> **Problem statement**: Say how many lines in the data below contain the word "with", and give no other text.

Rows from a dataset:
================================

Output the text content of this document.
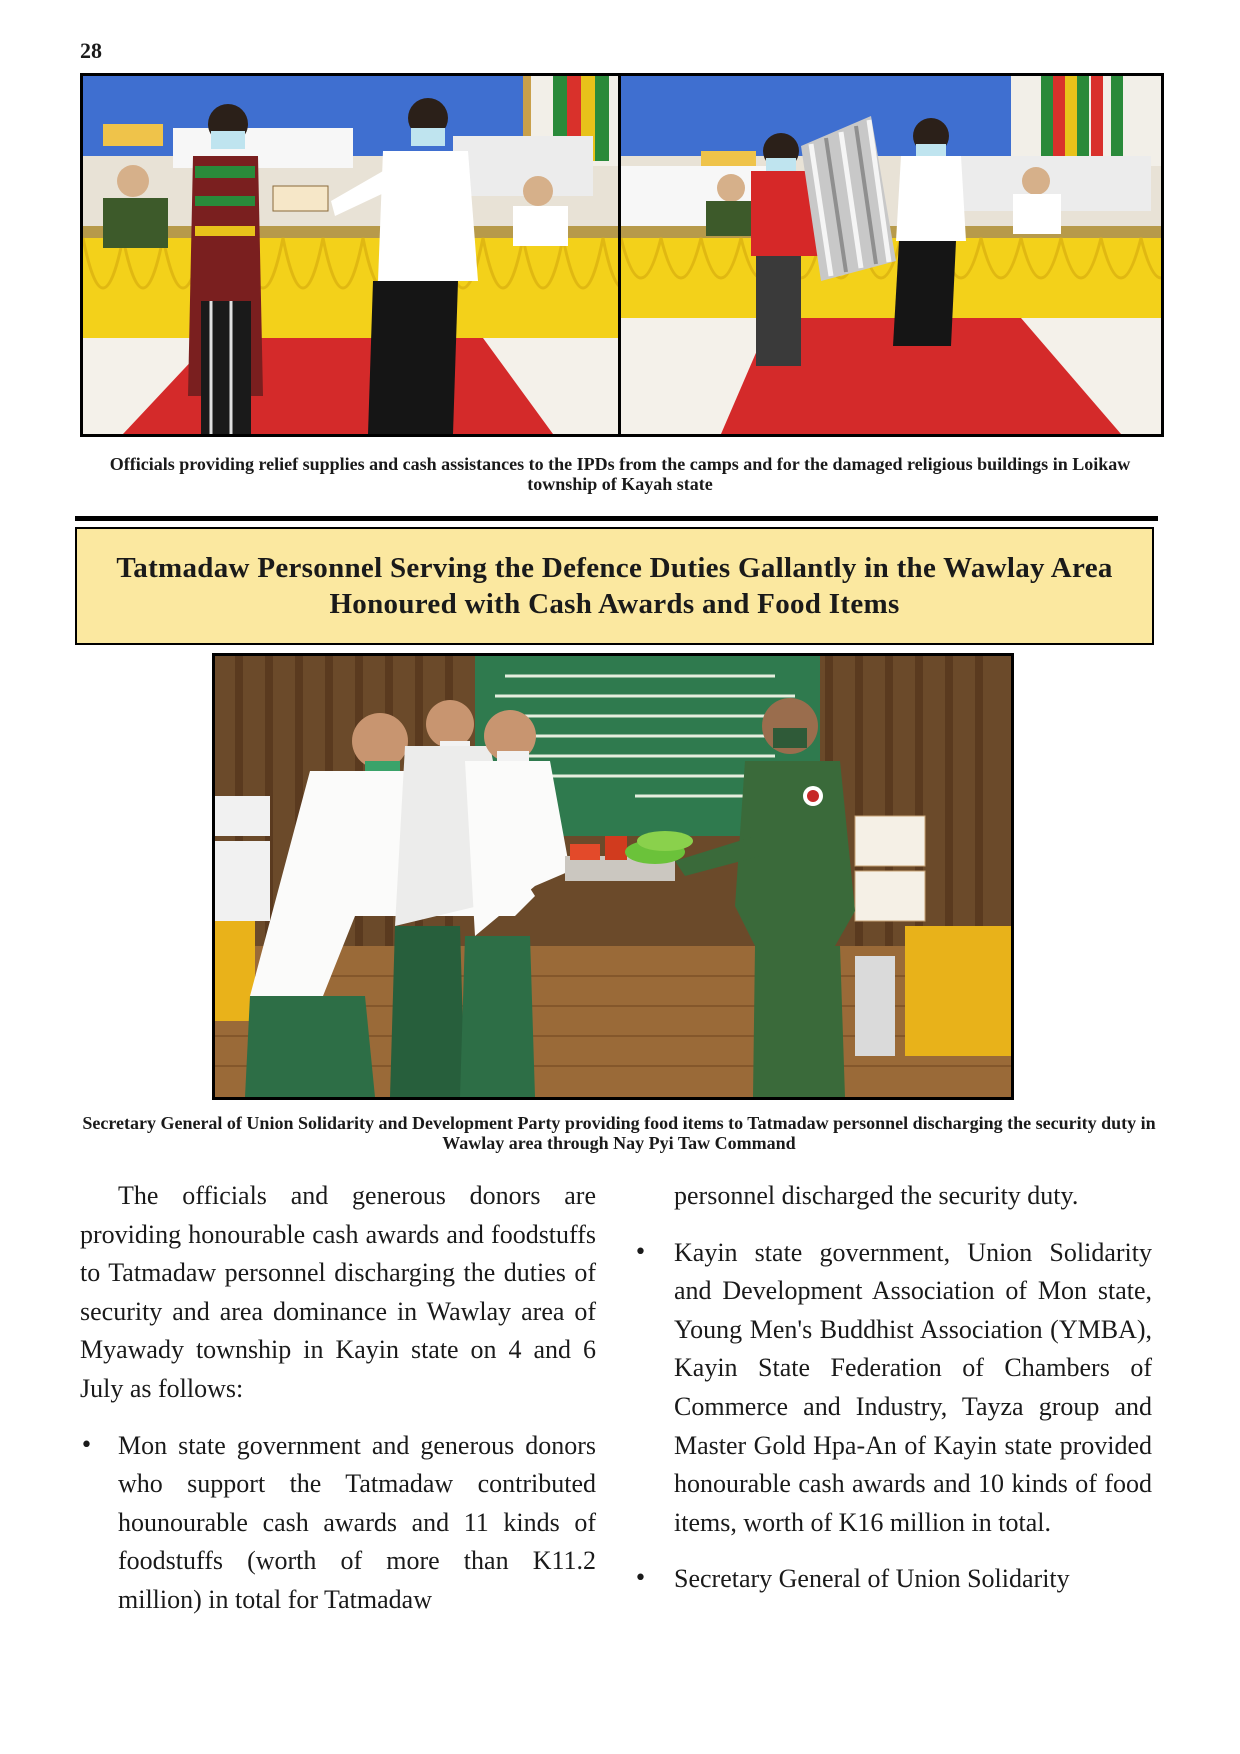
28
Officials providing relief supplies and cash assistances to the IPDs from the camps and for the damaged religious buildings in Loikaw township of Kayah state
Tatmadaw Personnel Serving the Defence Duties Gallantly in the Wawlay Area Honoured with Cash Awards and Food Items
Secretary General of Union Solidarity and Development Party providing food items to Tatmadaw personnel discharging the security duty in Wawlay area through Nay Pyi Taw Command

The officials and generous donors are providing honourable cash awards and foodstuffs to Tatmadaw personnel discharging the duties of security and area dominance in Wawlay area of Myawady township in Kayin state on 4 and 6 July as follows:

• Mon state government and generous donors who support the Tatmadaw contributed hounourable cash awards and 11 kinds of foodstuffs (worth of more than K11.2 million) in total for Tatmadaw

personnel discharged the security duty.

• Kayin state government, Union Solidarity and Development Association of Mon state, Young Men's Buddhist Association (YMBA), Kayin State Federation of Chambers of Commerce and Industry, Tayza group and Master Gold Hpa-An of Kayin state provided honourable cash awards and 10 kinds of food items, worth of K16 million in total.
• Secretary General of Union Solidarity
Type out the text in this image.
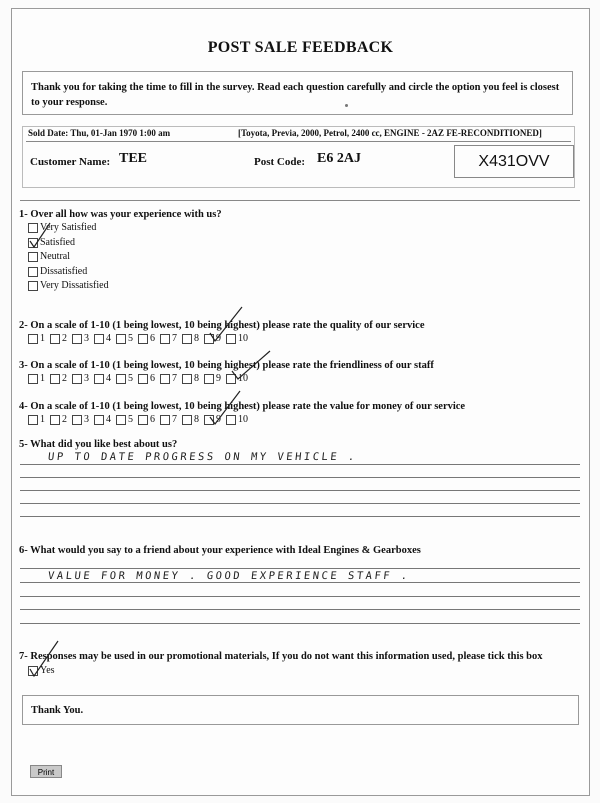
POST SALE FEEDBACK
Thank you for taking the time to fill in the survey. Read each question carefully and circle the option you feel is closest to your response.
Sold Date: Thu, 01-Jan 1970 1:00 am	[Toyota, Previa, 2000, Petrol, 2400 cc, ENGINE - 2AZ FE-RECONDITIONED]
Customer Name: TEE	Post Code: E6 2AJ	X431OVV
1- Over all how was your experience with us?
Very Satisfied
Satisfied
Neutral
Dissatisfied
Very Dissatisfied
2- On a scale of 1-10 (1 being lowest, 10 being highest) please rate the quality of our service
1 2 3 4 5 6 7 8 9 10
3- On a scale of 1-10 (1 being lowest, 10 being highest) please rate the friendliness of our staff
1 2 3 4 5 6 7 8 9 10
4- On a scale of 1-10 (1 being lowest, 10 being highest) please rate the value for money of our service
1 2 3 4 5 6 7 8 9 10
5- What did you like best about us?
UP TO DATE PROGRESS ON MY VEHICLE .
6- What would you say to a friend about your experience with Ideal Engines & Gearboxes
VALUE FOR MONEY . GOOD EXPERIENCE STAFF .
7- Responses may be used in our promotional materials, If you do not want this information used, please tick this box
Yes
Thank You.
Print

================================

> **Solution to the exercise**: 3